**What to work on**
Write out every entry exactly as it appears.

**Records for processing**
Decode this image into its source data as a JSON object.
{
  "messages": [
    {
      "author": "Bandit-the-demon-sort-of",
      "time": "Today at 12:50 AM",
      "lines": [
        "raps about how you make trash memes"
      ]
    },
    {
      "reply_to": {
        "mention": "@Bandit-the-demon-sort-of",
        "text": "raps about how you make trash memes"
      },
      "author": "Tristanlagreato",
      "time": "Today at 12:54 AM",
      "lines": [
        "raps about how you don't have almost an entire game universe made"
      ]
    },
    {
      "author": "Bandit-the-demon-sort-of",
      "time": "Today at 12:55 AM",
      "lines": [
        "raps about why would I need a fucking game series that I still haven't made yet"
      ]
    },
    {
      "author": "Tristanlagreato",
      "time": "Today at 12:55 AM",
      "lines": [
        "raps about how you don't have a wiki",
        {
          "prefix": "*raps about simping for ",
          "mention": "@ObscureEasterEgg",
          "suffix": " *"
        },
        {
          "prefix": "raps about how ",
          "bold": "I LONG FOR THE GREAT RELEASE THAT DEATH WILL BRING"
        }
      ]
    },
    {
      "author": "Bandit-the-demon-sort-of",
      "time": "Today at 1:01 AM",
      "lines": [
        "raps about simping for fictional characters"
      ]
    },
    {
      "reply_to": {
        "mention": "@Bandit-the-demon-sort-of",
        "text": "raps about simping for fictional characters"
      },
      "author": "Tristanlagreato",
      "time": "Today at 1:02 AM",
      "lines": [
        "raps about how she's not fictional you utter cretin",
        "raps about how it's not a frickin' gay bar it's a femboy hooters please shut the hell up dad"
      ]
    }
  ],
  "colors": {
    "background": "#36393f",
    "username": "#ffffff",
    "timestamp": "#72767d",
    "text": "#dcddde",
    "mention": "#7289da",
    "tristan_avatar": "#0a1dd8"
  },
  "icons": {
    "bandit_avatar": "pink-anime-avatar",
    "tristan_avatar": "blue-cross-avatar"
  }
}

**Worked answer**
Decode this image into its source data as a JSON object.
{
  "messages": [
    {
      "author": "Bandit-the-demon-sort-of",
      "time": "Today at 12:50 AM",
      "lines": [
        "raps about how you make trash memes"
      ]
    },
    {
      "reply_to": {
        "mention": "@Bandit-the-demon-sort-of",
        "text": "raps about how you make trash memes"
      },
      "author": "Tristanlagreato",
      "time": "Today at 12:54 AM",
      "lines": [
        "raps about how you don't have almost an entire game universe made"
      ]
    },
    {
      "author": "Bandit-the-demon-sort-of",
      "time": "Today at 12:55 AM",
      "lines": [
        "raps about why would I need a fucking game series that I still haven't made yet"
      ]
    },
    {
      "author": "Tristanlagreato",
      "time": "Today at 12:55 AM",
      "lines": [
        "raps about how you don't have a wiki",
        {
          "prefix": "*raps about simping for ",
          "mention": "@ObscureEasterEgg",
          "suffix": " *"
        },
        {
          "prefix": "raps about how ",
          "bold": "I LONG FOR THE GREAT RELEASE THAT DEATH WILL BRING"
        }
      ]
    },
    {
      "author": "Bandit-the-demon-sort-of",
      "time": "Today at 1:01 AM",
      "lines": [
        "raps about simping for fictional characters"
      ]
    },
    {
      "reply_to": {
        "mention": "@Bandit-the-demon-sort-of",
        "text": "raps about simping for fictional characters"
      },
      "author": "Tristanlagreato",
      "time": "Today at 1:02 AM",
      "lines": [
        "raps about how she's not fictional you utter cretin",
        "raps about how it's not a frickin' gay bar it's a femboy hooters please shut the hell up dad"
      ]
    }
  ],
  "colors": {
    "background": "#36393f",
    "username": "#ffffff",
    "timestamp": "#72767d",
    "text": "#dcddde",
    "mention": "#7289da",
    "tristan_avatar": "#0a1dd8"
  },
  "icons": {
    "bandit_avatar": "pink-anime-avatar",
    "tristan_avatar": "blue-cross-avatar"
  }
}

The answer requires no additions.